++++ Data excerpts ++++
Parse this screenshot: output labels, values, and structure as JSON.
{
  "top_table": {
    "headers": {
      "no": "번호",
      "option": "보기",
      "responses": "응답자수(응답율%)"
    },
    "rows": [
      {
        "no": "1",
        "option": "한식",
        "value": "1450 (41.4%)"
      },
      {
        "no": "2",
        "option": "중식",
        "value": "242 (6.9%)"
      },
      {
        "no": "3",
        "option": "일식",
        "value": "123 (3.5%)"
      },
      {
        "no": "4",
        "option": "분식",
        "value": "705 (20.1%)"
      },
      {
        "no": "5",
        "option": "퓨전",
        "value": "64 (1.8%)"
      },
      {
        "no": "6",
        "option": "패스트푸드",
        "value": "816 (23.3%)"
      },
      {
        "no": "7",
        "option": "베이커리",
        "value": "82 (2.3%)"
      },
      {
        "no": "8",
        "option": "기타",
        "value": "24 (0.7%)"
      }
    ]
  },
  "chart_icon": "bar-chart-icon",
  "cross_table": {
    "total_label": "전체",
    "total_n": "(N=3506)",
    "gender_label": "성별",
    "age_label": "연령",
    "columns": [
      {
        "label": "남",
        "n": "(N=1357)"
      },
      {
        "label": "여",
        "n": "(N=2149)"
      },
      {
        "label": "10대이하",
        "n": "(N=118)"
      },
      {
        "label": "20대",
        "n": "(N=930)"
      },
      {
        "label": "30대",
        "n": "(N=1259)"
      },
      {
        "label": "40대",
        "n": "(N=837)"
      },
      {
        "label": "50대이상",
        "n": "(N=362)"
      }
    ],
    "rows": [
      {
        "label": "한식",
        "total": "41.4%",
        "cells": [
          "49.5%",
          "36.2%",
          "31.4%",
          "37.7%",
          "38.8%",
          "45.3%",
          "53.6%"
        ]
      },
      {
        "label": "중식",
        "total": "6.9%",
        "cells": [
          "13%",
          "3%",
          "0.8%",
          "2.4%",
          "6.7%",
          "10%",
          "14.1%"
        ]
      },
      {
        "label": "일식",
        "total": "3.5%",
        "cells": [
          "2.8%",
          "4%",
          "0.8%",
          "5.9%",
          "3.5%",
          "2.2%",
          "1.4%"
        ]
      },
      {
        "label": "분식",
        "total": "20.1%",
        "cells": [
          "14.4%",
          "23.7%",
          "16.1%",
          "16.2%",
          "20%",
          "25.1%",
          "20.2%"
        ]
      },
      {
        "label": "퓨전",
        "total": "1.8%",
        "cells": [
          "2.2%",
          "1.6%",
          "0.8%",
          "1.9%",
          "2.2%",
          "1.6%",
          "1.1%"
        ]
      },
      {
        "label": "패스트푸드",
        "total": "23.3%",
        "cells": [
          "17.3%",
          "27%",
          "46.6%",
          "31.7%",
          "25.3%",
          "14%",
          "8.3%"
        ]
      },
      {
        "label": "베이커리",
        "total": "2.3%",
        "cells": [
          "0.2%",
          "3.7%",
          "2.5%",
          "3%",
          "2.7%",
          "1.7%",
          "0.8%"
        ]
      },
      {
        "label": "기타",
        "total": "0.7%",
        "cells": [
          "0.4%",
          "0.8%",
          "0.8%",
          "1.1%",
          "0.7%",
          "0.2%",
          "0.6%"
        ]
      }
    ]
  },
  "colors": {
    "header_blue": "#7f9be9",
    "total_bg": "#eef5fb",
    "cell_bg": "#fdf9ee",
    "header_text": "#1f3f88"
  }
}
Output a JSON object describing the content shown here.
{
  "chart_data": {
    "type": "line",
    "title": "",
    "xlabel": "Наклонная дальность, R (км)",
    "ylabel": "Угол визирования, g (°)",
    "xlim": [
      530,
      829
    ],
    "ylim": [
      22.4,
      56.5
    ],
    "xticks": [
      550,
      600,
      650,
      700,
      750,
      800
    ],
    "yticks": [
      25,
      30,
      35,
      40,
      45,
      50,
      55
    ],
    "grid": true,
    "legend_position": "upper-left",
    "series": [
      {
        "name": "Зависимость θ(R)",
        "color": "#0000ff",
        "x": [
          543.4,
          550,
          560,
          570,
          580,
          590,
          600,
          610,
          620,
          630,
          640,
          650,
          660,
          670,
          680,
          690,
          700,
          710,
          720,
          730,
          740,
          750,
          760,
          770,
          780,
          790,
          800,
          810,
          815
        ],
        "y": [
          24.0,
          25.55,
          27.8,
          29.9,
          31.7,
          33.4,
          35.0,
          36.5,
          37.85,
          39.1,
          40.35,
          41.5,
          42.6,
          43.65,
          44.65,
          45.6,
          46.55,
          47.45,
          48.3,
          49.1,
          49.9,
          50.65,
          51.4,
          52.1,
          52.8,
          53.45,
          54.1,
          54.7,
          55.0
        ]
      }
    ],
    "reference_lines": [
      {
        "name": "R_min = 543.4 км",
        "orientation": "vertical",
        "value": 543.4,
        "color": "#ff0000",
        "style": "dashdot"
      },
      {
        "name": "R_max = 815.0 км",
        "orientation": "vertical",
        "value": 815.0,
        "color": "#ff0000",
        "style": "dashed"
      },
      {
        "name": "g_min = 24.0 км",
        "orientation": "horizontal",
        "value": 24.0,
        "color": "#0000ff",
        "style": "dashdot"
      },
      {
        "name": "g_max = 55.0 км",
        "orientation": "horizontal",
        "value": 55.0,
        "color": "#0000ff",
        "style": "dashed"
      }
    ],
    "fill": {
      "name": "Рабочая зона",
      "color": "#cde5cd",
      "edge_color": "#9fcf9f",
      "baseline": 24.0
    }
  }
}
++++
_Problem statement_: Write only the number of lines in the records that include the word "option".

_Full solution_: 9